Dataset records

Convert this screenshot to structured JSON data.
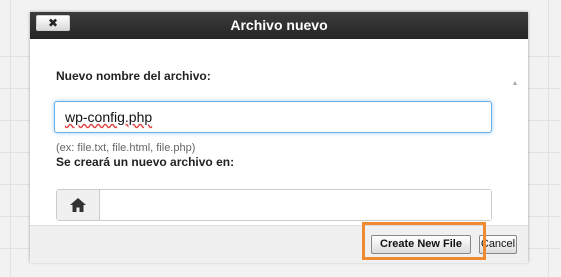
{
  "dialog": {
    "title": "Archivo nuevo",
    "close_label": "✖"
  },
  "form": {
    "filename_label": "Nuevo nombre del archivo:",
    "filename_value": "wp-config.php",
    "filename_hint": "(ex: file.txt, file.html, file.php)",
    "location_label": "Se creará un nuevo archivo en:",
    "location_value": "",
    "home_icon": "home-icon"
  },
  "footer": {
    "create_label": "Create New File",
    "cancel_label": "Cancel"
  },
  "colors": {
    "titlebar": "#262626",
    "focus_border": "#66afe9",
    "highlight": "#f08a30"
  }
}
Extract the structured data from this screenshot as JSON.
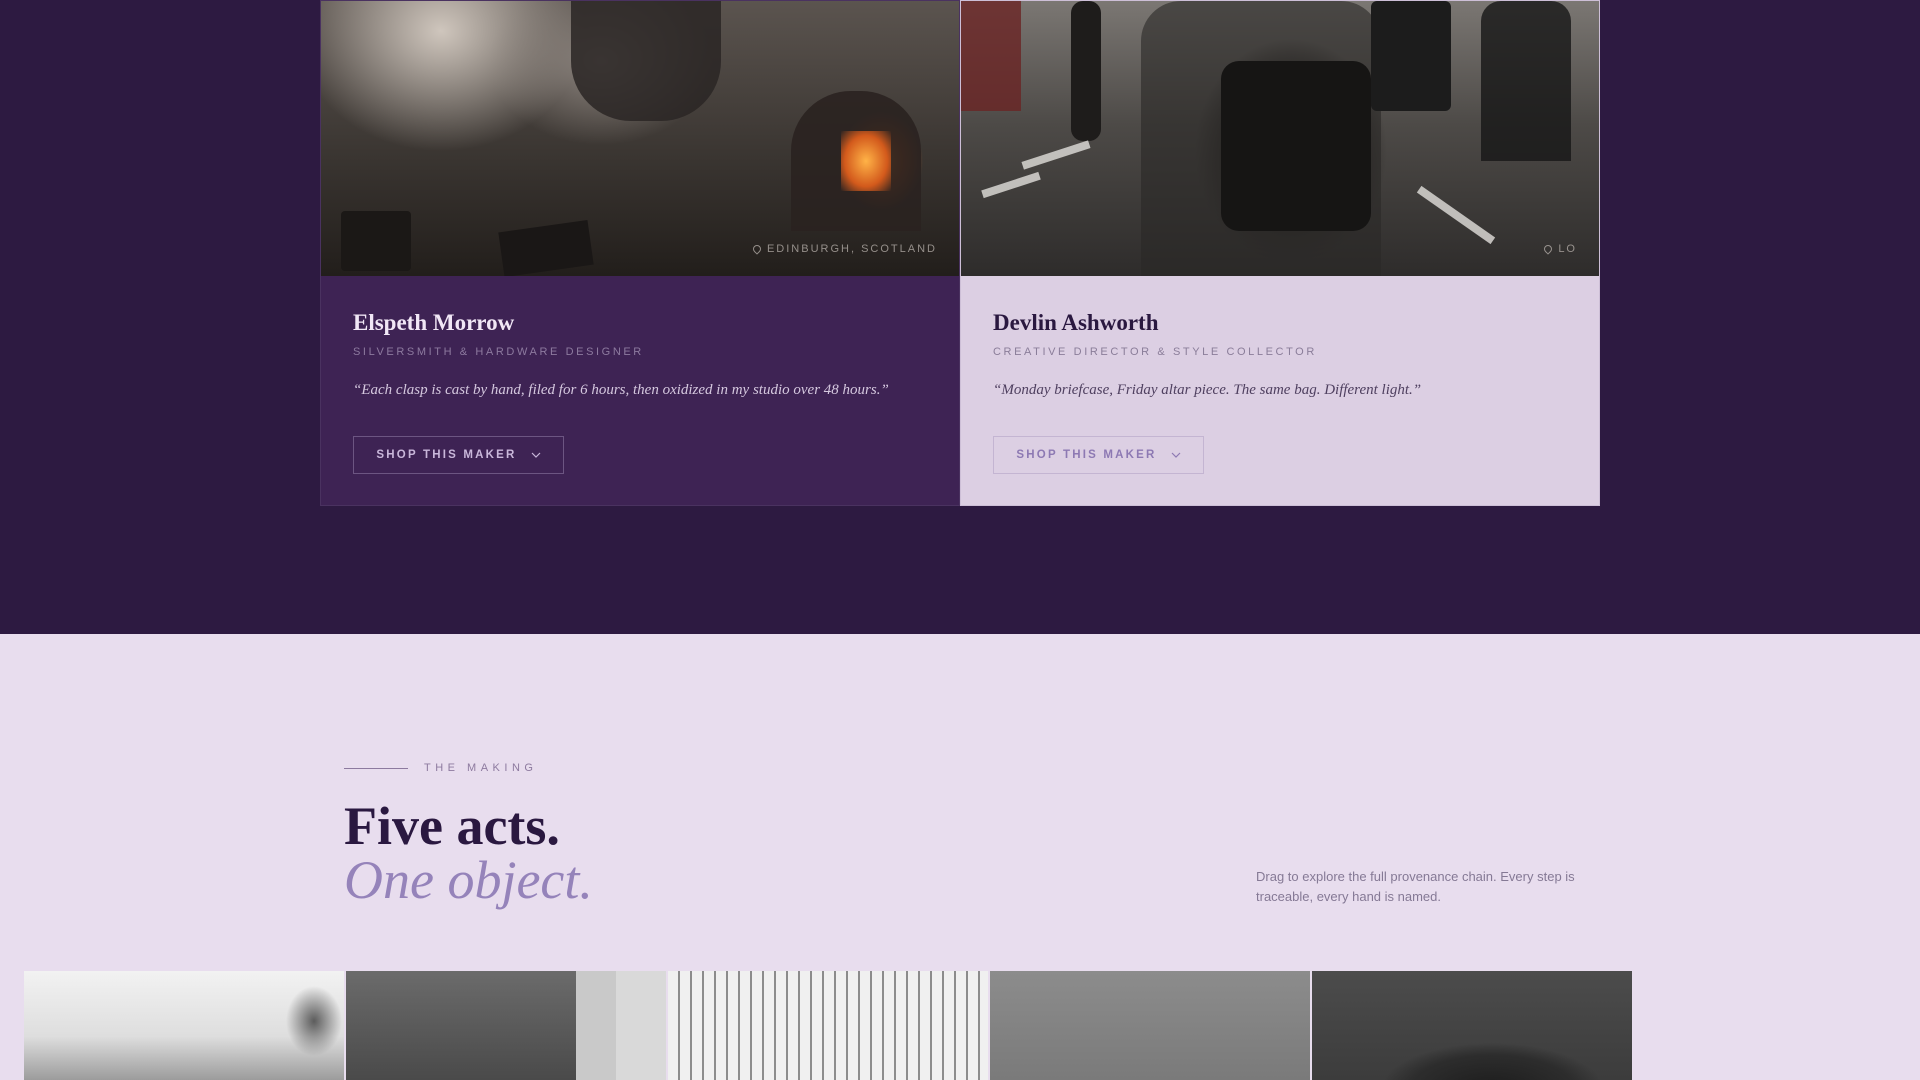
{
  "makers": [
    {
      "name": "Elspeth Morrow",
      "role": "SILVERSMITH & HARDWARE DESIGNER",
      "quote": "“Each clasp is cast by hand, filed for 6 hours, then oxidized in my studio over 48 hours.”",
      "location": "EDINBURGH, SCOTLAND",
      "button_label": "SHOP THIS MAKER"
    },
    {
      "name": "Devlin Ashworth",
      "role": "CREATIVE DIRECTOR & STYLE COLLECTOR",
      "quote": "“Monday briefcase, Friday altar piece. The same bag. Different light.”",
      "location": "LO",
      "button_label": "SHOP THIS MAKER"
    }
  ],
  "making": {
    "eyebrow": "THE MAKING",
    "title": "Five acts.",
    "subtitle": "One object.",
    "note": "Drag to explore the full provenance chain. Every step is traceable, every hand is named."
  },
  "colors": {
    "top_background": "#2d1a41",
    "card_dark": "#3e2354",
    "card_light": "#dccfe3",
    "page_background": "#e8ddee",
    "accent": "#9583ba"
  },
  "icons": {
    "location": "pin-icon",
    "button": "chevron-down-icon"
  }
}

▶ Your instructions: Where a line holds "structured", copy it out.

▶ Solution for this task:
Convert this screenshot to structured JSON data.
Extract the structured data from this screenshot as JSON.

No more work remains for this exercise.